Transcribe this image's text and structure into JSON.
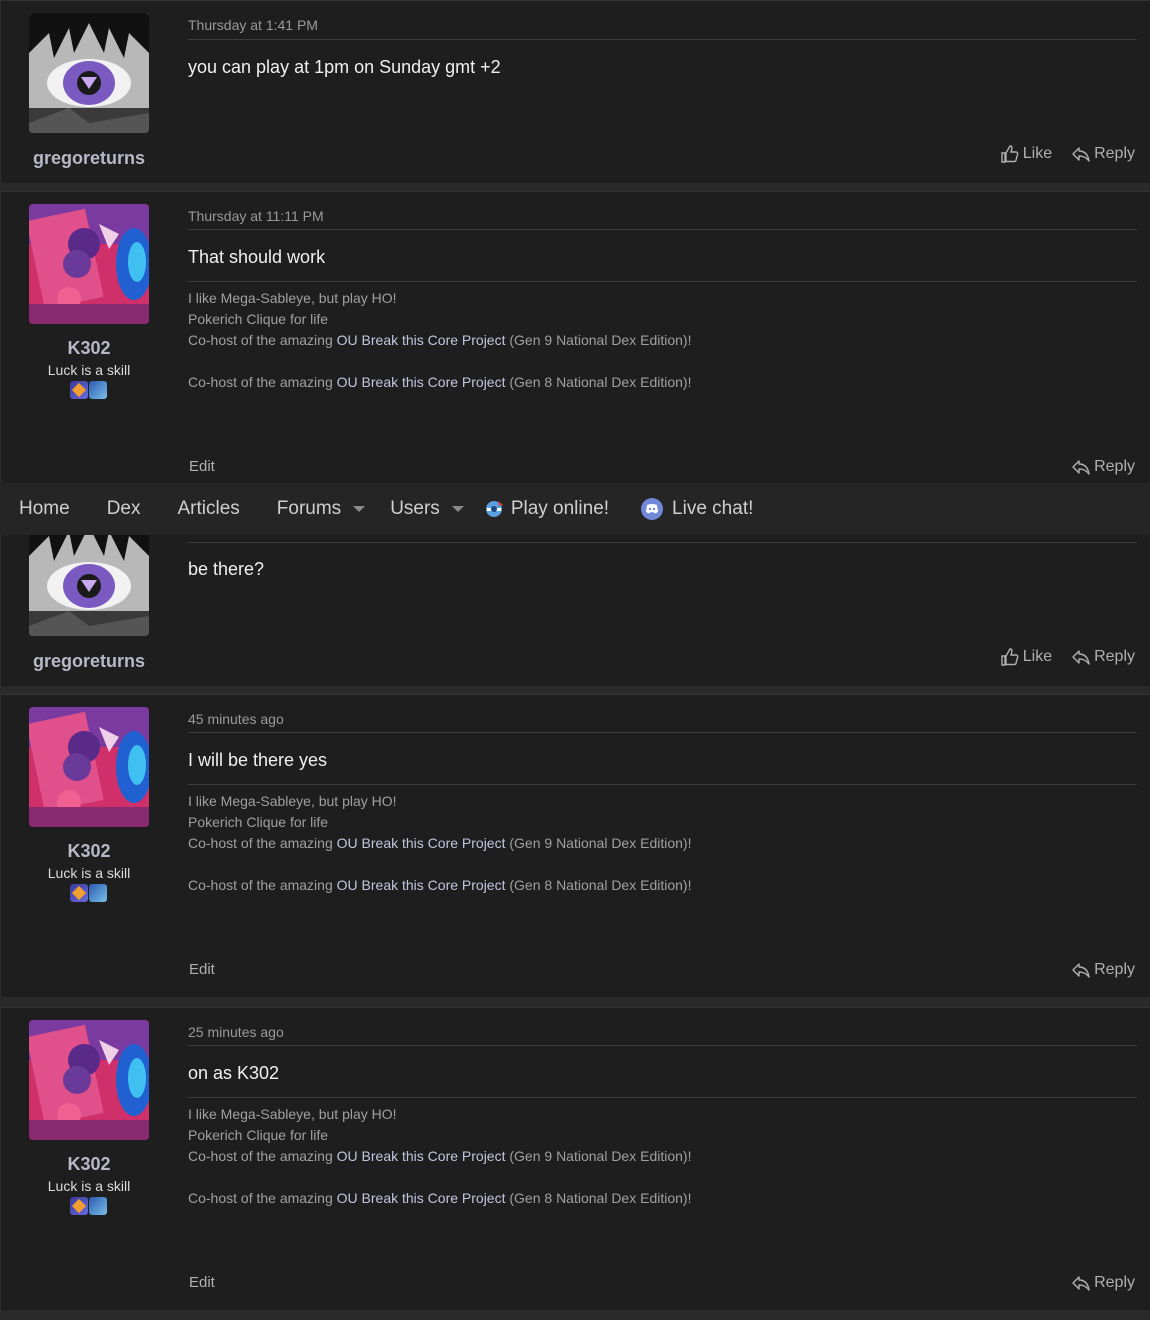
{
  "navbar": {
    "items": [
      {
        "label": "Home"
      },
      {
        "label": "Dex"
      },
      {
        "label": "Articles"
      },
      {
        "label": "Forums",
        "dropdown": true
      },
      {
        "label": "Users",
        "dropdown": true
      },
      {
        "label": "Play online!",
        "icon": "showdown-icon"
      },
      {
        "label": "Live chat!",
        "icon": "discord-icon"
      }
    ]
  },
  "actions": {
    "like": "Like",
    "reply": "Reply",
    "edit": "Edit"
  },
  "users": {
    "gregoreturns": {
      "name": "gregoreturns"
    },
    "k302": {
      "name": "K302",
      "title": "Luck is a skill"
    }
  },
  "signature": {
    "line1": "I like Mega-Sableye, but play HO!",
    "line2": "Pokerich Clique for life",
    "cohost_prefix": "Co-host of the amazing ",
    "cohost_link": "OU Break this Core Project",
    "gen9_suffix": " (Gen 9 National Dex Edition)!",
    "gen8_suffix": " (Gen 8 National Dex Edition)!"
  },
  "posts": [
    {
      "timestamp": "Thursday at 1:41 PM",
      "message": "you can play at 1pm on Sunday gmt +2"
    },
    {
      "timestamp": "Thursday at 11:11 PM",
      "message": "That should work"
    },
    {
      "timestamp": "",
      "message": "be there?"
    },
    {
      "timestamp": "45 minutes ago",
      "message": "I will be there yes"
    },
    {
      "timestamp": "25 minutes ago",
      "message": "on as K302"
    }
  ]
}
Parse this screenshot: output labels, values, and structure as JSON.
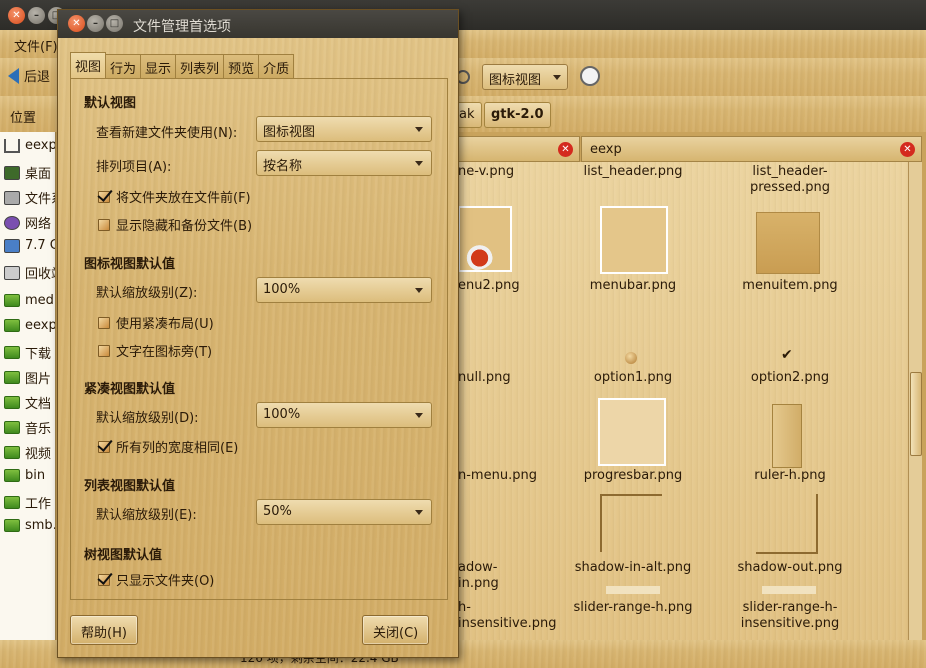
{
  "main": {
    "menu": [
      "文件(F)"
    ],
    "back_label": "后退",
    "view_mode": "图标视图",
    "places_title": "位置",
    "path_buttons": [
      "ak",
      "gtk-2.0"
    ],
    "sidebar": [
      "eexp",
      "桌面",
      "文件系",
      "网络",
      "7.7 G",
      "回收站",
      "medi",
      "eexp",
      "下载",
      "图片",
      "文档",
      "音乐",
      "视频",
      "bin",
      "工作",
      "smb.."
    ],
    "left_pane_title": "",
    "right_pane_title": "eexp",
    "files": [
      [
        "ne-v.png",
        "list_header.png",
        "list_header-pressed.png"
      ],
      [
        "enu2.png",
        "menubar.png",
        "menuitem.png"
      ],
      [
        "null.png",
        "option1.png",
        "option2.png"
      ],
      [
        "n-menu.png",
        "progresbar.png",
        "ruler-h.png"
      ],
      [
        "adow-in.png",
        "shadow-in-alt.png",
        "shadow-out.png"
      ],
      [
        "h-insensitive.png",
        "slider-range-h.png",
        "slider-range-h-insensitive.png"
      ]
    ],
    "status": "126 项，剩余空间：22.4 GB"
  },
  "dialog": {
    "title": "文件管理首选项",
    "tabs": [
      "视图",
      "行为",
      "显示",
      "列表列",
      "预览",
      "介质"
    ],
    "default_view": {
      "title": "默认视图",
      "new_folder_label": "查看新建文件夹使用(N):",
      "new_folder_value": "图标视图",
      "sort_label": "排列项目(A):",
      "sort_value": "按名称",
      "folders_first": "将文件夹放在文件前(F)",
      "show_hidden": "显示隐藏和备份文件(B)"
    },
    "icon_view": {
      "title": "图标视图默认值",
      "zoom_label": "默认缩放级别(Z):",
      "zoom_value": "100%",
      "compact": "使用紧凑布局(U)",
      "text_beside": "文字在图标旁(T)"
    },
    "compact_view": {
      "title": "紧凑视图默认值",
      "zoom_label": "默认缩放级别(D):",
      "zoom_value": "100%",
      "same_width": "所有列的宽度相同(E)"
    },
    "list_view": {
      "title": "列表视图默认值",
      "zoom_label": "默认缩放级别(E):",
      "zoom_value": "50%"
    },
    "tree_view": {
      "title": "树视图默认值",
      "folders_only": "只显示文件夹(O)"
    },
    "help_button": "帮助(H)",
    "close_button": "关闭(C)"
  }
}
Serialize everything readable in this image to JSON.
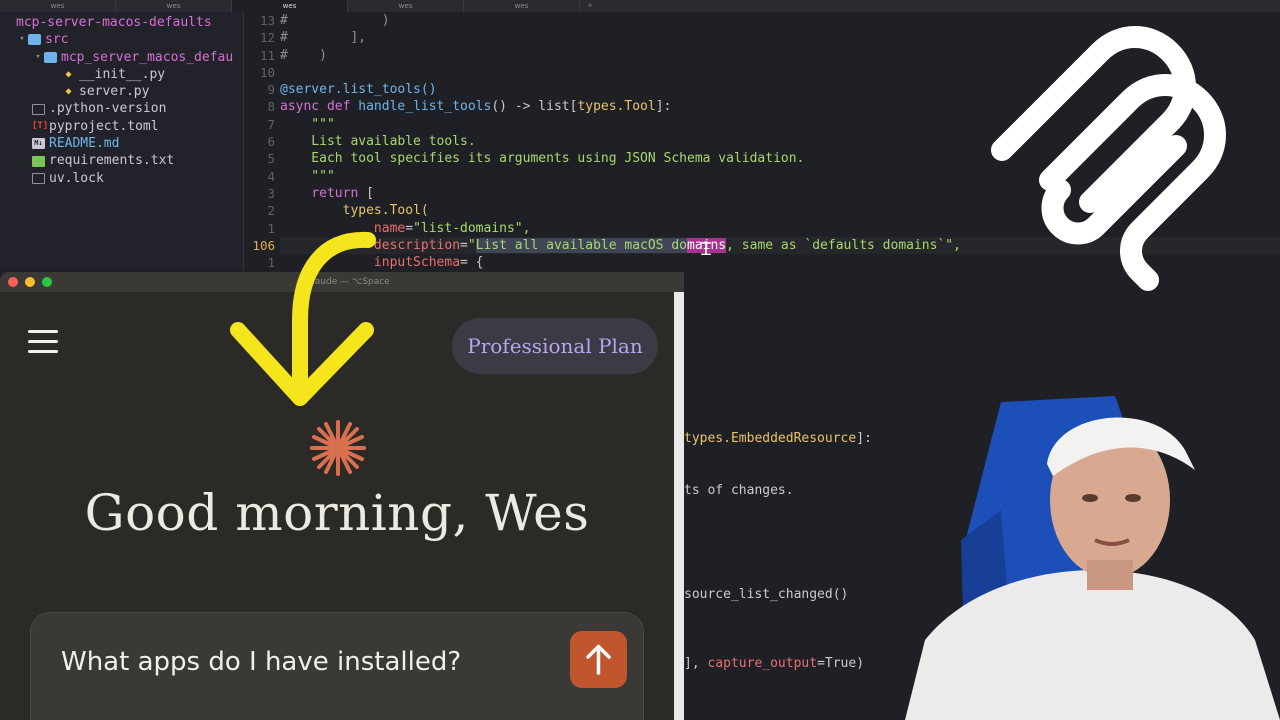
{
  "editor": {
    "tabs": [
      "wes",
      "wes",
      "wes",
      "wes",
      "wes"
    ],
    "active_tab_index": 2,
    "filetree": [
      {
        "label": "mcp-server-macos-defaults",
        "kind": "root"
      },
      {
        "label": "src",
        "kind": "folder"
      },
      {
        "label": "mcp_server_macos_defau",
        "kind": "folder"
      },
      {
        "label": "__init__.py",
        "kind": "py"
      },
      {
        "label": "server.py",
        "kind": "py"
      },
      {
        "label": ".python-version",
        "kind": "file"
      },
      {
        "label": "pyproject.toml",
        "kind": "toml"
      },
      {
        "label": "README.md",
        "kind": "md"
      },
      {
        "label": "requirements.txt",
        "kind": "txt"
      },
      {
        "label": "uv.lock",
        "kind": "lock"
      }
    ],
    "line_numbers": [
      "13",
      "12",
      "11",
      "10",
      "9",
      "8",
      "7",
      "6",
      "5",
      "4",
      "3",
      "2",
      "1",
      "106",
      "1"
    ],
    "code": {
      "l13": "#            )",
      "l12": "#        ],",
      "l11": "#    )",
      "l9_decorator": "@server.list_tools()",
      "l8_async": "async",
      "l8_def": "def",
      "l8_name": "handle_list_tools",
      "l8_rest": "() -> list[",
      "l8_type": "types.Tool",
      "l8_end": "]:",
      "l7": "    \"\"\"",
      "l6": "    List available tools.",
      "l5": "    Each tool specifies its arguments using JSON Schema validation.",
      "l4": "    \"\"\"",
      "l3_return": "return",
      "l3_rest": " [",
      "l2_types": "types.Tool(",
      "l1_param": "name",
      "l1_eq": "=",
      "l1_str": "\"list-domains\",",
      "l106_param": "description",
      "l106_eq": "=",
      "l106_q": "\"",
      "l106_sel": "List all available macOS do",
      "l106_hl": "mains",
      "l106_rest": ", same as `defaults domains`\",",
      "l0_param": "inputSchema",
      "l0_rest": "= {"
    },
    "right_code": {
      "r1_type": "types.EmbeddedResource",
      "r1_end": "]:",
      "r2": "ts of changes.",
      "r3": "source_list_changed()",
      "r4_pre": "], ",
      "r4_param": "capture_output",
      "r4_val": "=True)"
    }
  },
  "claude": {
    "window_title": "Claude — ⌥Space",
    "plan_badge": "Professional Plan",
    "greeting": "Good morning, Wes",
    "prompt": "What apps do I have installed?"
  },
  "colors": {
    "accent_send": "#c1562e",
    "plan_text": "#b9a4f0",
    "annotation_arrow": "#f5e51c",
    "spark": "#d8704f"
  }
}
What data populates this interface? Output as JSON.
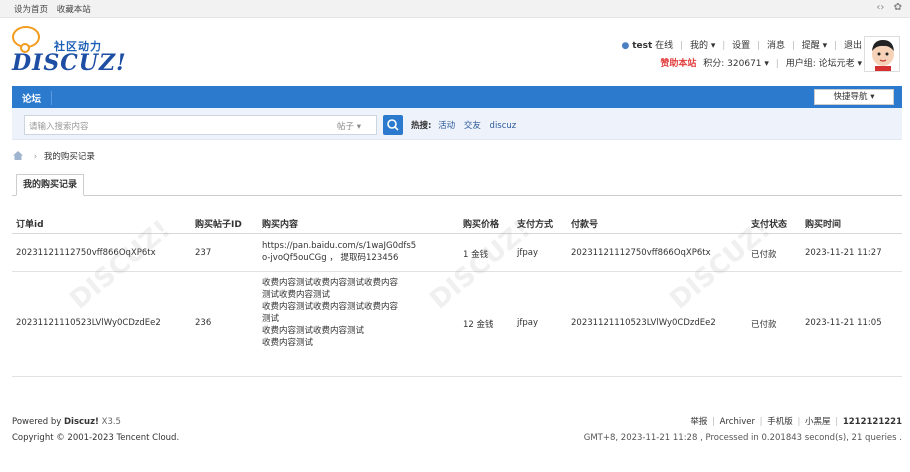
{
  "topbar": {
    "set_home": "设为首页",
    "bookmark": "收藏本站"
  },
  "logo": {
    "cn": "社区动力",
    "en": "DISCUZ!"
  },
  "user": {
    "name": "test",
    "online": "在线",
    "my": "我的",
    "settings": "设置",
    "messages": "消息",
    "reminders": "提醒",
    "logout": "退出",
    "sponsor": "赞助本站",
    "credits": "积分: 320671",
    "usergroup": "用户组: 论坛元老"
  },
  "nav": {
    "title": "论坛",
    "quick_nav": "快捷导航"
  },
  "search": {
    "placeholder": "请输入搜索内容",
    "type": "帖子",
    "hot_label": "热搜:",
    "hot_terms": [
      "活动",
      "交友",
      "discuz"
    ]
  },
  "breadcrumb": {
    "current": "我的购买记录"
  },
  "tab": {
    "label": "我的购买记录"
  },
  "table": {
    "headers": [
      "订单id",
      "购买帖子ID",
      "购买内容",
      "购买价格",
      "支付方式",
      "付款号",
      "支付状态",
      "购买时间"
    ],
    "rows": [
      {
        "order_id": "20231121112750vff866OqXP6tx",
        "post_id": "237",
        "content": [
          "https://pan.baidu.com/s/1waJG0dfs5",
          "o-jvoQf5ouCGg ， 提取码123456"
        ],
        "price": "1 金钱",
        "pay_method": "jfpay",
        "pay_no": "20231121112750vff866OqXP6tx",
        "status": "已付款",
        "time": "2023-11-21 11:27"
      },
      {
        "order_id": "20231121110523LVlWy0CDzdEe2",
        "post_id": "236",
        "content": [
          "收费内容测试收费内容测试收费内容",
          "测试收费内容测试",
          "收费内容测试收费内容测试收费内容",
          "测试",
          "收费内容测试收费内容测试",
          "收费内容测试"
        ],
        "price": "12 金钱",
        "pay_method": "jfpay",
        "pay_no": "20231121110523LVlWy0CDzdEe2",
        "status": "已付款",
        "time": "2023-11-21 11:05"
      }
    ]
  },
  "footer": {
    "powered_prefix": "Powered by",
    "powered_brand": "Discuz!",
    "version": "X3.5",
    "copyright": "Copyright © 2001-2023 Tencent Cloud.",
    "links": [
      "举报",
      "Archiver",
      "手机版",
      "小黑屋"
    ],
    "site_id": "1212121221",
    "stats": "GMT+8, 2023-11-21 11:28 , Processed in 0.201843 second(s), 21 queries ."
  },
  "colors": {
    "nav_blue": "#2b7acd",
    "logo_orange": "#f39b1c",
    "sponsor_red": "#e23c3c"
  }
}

§ Prompt: Collect the lines of the records that include the string "Thursday".

§ Output of the exercise:
      "timestamp": "Thursday at 1:41 PM",
      "timestamp": "Thursday at 11:11 PM",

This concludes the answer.